#### Written problem
Only the number is wanted: count the lines that contain "polygon".

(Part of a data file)
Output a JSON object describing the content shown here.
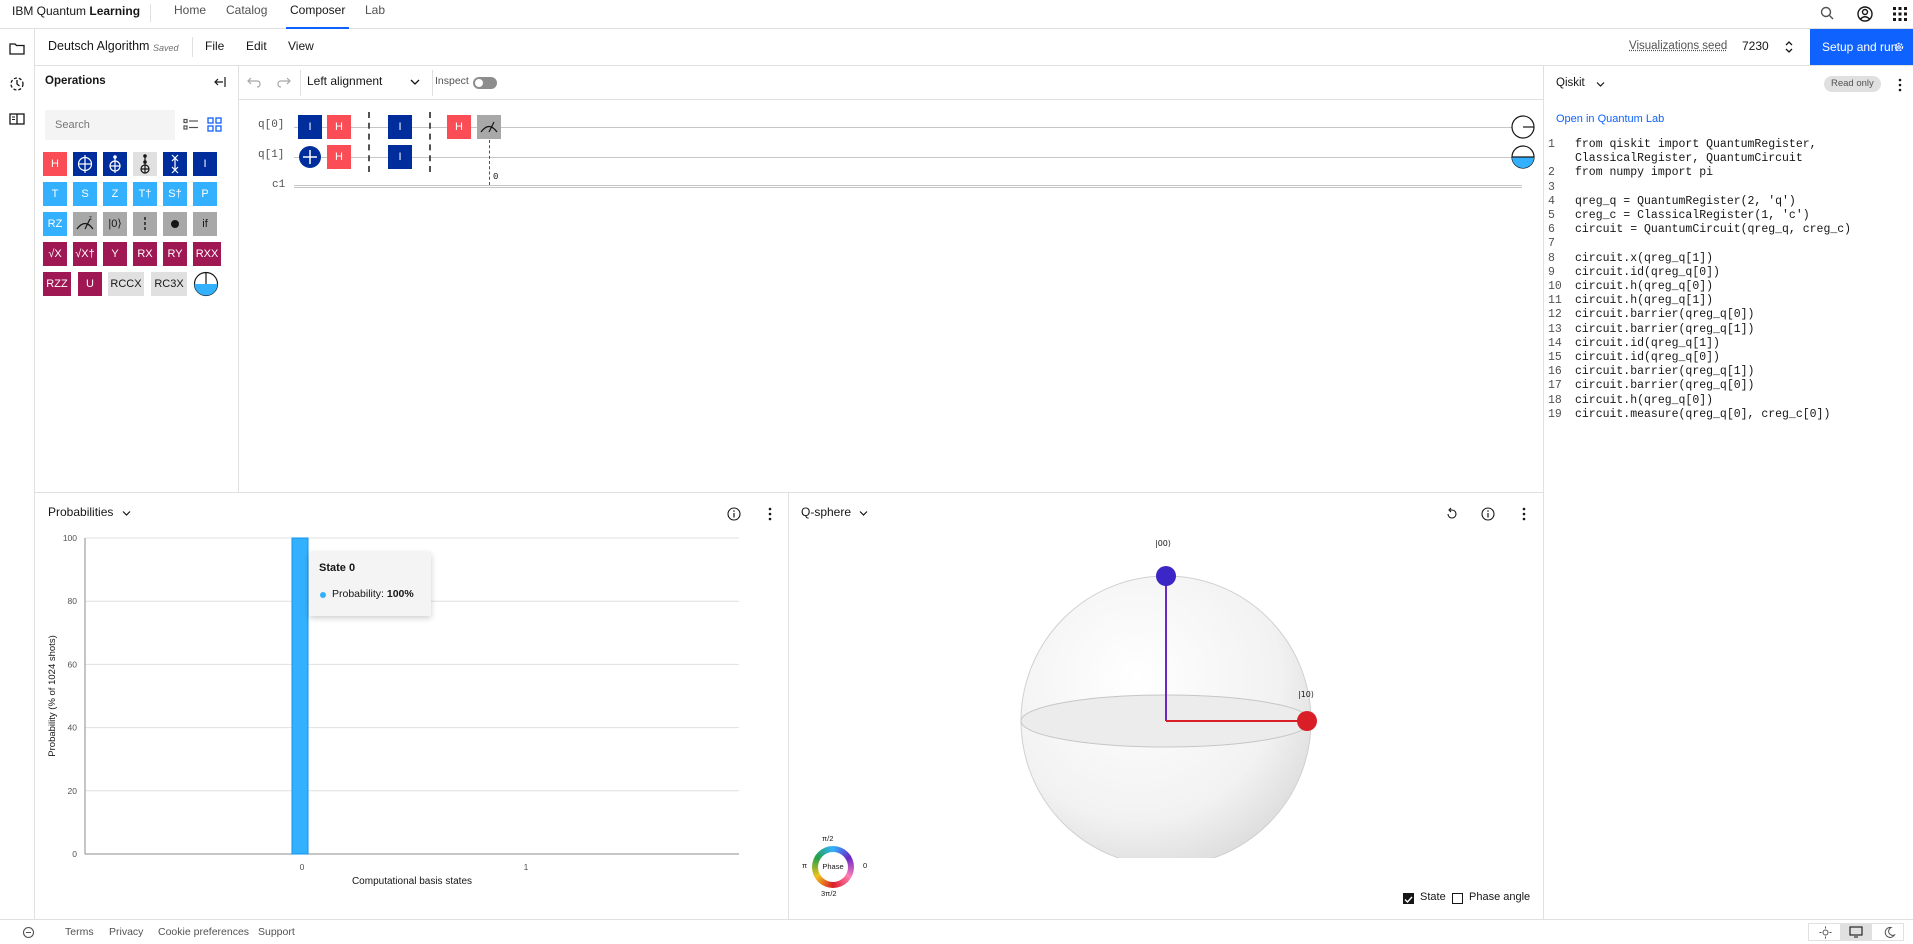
{
  "nav": {
    "brand_prefix": "IBM Quantum ",
    "brand_bold": "Learning",
    "tabs": [
      "Home",
      "Catalog",
      "Composer",
      "Lab"
    ],
    "active_tab": "Composer"
  },
  "file": {
    "name": "Deutsch Algorithm",
    "status": "Saved",
    "menus": [
      "File",
      "Edit",
      "View"
    ],
    "viz_seed_label": "Visualizations seed",
    "viz_seed_value": "7230",
    "setup_run": "Setup and run"
  },
  "operations": {
    "title": "Operations",
    "search_placeholder": "Search",
    "gates": [
      [
        "H",
        "CX",
        "CCX",
        "SWAP-ish",
        "SWAP",
        "I"
      ],
      [
        "T",
        "S",
        "Z",
        "T†",
        "S†",
        "P"
      ],
      [
        "RZ",
        "MEASURE",
        "|0⟩",
        "BARRIER",
        "CONTROL",
        "if"
      ],
      [
        "√X",
        "√X†",
        "Y",
        "RX",
        "RY",
        "RXX"
      ],
      [
        "RZZ",
        "U",
        "RCCX",
        "RC3X",
        "PROBE"
      ]
    ]
  },
  "circuit_toolbar": {
    "alignment": "Left alignment",
    "inspect": "Inspect"
  },
  "circuit": {
    "qubits": [
      "q[0]",
      "q[1]",
      "c1"
    ],
    "measure_bit": "0"
  },
  "code": {
    "language": "Qiskit",
    "read_only": "Read only",
    "open_lab": "Open in Quantum Lab",
    "lines": [
      {
        "n": "1",
        "text": "from qiskit import QuantumRegister,"
      },
      {
        "n": "",
        "text": "ClassicalRegister, QuantumCircuit"
      },
      {
        "n": "2",
        "text": "from numpy import pi"
      },
      {
        "n": "3",
        "text": ""
      },
      {
        "n": "4",
        "text": "qreg_q = QuantumRegister(2, 'q')"
      },
      {
        "n": "5",
        "text": "creg_c = ClassicalRegister(1, 'c')"
      },
      {
        "n": "6",
        "text": "circuit = QuantumCircuit(qreg_q, creg_c)"
      },
      {
        "n": "7",
        "text": ""
      },
      {
        "n": "8",
        "text": "circuit.x(qreg_q[1])"
      },
      {
        "n": "9",
        "text": "circuit.id(qreg_q[0])"
      },
      {
        "n": "10",
        "text": "circuit.h(qreg_q[0])"
      },
      {
        "n": "11",
        "text": "circuit.h(qreg_q[1])"
      },
      {
        "n": "12",
        "text": "circuit.barrier(qreg_q[0])"
      },
      {
        "n": "13",
        "text": "circuit.barrier(qreg_q[1])"
      },
      {
        "n": "14",
        "text": "circuit.id(qreg_q[1])"
      },
      {
        "n": "15",
        "text": "circuit.id(qreg_q[0])"
      },
      {
        "n": "16",
        "text": "circuit.barrier(qreg_q[1])"
      },
      {
        "n": "17",
        "text": "circuit.barrier(qreg_q[0])"
      },
      {
        "n": "18",
        "text": "circuit.h(qreg_q[0])"
      },
      {
        "n": "19",
        "text": "circuit.measure(qreg_q[0], creg_c[0])"
      }
    ]
  },
  "probabilities": {
    "title": "Probabilities",
    "tooltip_title": "State 0",
    "tooltip_label": "Probability: ",
    "tooltip_value": "100%"
  },
  "chart_data": {
    "type": "bar",
    "categories": [
      "0",
      "1"
    ],
    "values": [
      100,
      0
    ],
    "xlabel": "Computational basis states",
    "ylabel": "Probability (% of 1024 shots)",
    "ylim": [
      0,
      100
    ],
    "yticks": [
      0,
      20,
      40,
      60,
      80,
      100
    ],
    "grid": true,
    "bar_color": "#33b1ff"
  },
  "qsphere": {
    "title": "Q-sphere",
    "state_00": "|00⟩",
    "state_10": "|10⟩",
    "phase_label": "Phase",
    "phase_top": "π/2",
    "phase_bottom": "3π/2",
    "phase_left": "π",
    "phase_right": "0",
    "state_checkbox": "State",
    "phase_angle_checkbox": "Phase angle"
  },
  "footer": {
    "links": [
      "Terms",
      "Privacy",
      "Cookie preferences",
      "Support"
    ]
  },
  "colors": {
    "accent": "#0f62fe",
    "gate_red": "#fa4d56",
    "gate_dark_blue": "#002d9c",
    "gate_light_blue": "#33b1ff",
    "gate_magenta": "#9f1853"
  }
}
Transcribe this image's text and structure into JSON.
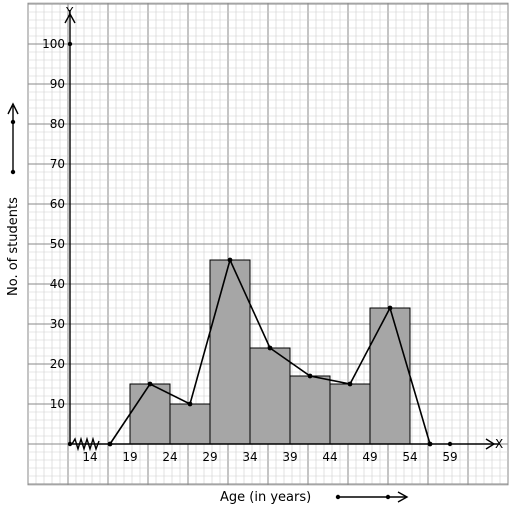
{
  "chart_data": {
    "type": "bar",
    "subtype": "histogram with frequency polygon",
    "xlabel": "Age (in years)",
    "ylabel": "No. of students",
    "x_axis_letter": "X",
    "y_axis_letter": "Y",
    "x_ticks": [
      "14",
      "19",
      "24",
      "29",
      "34",
      "39",
      "44",
      "49",
      "54",
      "59"
    ],
    "y_ticks": [
      "10",
      "20",
      "30",
      "40",
      "50",
      "60",
      "70",
      "80",
      "90",
      "100"
    ],
    "ylim": [
      0,
      100
    ],
    "grid": true,
    "bins": [
      {
        "from": 19.5,
        "to": 24.5,
        "value": 15
      },
      {
        "from": 24.5,
        "to": 29.5,
        "value": 10
      },
      {
        "from": 29.5,
        "to": 34.5,
        "value": 46
      },
      {
        "from": 34.5,
        "to": 39.5,
        "value": 24
      },
      {
        "from": 39.5,
        "to": 44.5,
        "value": 17
      },
      {
        "from": 44.5,
        "to": 49.5,
        "value": 15
      },
      {
        "from": 49.5,
        "to": 54.5,
        "value": 34
      }
    ],
    "polygon": [
      {
        "x": 17,
        "y": 0
      },
      {
        "x": 22,
        "y": 15
      },
      {
        "x": 27,
        "y": 10
      },
      {
        "x": 32,
        "y": 46
      },
      {
        "x": 37,
        "y": 24
      },
      {
        "x": 42,
        "y": 17
      },
      {
        "x": 47,
        "y": 15
      },
      {
        "x": 52,
        "y": 34
      },
      {
        "x": 57,
        "y": 0
      }
    ],
    "colors": {
      "bar": "#a6a6a6",
      "grid": "#bdbdbd",
      "axis": "#000000"
    }
  }
}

#### Response for this exercise
2